**Records supplied**
---
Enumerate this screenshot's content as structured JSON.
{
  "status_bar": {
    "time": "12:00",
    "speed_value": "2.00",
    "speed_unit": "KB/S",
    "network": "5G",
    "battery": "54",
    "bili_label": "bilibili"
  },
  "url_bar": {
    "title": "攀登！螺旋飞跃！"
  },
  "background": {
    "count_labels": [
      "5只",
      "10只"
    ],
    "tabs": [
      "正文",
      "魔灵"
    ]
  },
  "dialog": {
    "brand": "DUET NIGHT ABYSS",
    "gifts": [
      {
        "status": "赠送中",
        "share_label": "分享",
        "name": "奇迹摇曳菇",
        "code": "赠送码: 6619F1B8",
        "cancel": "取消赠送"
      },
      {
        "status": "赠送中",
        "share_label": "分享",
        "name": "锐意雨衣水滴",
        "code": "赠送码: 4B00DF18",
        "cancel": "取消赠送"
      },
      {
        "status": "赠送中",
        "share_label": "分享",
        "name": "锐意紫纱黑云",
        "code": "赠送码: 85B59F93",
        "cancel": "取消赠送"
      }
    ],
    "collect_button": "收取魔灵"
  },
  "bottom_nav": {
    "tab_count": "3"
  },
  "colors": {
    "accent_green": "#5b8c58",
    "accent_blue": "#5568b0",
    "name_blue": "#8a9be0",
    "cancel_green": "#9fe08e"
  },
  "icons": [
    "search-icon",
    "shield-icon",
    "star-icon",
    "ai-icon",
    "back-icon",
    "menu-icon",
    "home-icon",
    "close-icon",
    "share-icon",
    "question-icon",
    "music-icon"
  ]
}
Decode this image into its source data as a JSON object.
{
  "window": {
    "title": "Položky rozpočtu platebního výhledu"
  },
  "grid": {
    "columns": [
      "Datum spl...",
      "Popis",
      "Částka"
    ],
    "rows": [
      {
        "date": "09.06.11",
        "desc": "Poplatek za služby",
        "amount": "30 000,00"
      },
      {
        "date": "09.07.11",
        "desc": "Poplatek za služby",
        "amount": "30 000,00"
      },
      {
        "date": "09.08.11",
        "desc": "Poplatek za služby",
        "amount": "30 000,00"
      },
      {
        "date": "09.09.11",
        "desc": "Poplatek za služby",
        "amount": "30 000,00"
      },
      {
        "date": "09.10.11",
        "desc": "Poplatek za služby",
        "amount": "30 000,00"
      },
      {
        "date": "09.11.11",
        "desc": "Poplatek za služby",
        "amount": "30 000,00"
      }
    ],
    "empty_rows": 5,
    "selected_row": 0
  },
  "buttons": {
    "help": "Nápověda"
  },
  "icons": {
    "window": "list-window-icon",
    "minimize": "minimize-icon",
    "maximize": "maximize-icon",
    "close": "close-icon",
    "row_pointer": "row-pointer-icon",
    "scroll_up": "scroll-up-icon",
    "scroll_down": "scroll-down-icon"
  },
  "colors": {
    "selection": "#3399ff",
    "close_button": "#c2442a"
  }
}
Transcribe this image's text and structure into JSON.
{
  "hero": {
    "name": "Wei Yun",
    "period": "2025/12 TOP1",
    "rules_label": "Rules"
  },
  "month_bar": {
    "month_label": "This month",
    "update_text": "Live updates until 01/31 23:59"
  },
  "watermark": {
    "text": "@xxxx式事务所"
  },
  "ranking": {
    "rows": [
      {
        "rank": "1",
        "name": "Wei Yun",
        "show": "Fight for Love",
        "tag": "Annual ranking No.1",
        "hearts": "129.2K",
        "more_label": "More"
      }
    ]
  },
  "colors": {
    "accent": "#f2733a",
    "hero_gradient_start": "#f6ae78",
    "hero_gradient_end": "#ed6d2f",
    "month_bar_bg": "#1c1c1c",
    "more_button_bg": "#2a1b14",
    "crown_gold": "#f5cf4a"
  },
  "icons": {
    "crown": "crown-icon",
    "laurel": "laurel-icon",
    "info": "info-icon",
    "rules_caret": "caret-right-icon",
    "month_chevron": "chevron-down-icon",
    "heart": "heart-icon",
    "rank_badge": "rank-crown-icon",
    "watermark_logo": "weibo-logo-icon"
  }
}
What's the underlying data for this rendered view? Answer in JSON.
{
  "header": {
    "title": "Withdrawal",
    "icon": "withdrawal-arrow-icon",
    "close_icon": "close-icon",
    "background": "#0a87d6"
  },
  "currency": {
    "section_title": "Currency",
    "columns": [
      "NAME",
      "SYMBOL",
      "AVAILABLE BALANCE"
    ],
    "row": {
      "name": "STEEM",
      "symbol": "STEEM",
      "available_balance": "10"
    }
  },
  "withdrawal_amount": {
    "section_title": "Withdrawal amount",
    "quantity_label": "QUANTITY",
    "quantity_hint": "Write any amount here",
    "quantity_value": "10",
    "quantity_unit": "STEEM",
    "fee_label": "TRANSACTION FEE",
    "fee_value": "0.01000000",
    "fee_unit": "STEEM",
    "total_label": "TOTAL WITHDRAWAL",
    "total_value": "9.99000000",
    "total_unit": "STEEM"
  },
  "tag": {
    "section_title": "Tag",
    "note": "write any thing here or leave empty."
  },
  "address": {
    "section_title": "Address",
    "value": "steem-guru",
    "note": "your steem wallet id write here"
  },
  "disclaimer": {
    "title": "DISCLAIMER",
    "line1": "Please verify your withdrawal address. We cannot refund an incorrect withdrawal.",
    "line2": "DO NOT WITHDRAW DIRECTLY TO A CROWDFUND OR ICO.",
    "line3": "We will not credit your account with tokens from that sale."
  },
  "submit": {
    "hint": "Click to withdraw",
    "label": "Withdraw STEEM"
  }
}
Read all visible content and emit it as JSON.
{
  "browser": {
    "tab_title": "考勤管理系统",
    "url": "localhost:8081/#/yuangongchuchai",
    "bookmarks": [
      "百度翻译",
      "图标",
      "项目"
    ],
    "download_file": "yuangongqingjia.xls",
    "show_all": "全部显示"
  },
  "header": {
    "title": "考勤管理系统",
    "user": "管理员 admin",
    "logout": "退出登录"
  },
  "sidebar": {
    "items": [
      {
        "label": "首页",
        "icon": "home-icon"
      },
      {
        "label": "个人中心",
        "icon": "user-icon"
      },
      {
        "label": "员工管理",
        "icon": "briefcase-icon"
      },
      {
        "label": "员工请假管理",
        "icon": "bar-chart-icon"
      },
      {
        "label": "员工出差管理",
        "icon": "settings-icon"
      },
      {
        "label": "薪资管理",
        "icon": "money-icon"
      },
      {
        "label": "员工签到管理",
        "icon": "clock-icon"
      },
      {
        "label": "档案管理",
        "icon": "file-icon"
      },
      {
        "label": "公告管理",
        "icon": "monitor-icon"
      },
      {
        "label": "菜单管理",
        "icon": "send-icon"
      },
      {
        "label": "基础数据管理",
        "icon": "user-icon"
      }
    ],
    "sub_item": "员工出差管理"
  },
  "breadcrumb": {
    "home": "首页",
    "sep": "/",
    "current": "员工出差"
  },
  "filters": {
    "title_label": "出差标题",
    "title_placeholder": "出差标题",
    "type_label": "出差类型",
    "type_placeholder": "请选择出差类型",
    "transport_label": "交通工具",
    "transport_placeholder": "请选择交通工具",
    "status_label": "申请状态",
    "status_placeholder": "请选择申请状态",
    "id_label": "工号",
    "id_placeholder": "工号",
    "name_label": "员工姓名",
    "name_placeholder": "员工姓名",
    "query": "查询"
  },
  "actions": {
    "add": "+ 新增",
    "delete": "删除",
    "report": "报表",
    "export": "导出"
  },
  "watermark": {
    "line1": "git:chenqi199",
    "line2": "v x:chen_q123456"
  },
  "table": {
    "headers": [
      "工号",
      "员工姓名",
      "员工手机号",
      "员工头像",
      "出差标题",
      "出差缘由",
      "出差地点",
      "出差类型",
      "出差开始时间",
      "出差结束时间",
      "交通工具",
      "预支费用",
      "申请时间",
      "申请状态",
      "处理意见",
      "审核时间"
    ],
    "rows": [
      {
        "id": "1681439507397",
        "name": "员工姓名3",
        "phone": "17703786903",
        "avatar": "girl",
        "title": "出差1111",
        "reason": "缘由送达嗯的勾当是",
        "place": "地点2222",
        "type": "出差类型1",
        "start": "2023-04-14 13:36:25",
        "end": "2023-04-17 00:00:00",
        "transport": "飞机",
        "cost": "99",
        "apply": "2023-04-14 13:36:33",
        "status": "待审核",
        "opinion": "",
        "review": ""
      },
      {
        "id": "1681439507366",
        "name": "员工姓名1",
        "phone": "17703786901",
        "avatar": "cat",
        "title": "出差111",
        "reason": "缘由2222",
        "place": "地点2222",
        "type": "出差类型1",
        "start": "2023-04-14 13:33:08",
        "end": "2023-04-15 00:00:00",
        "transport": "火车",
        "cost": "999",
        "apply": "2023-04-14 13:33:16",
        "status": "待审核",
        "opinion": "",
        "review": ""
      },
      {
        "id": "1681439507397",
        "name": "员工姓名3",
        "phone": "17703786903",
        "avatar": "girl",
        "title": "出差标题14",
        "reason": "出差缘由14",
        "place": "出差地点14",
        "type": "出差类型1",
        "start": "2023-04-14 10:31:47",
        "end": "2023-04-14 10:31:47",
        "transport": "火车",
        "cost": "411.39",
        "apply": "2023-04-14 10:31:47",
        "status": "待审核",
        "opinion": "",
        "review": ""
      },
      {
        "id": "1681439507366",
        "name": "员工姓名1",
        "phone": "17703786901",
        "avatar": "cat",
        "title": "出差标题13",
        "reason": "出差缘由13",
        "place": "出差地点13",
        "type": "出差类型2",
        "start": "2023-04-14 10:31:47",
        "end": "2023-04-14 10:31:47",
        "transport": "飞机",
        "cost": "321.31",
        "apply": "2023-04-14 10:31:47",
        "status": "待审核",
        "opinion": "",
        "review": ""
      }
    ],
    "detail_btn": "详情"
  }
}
---
**Task details**
Give only the number of lines in the listing above that include the string "apply".

**Task response**
4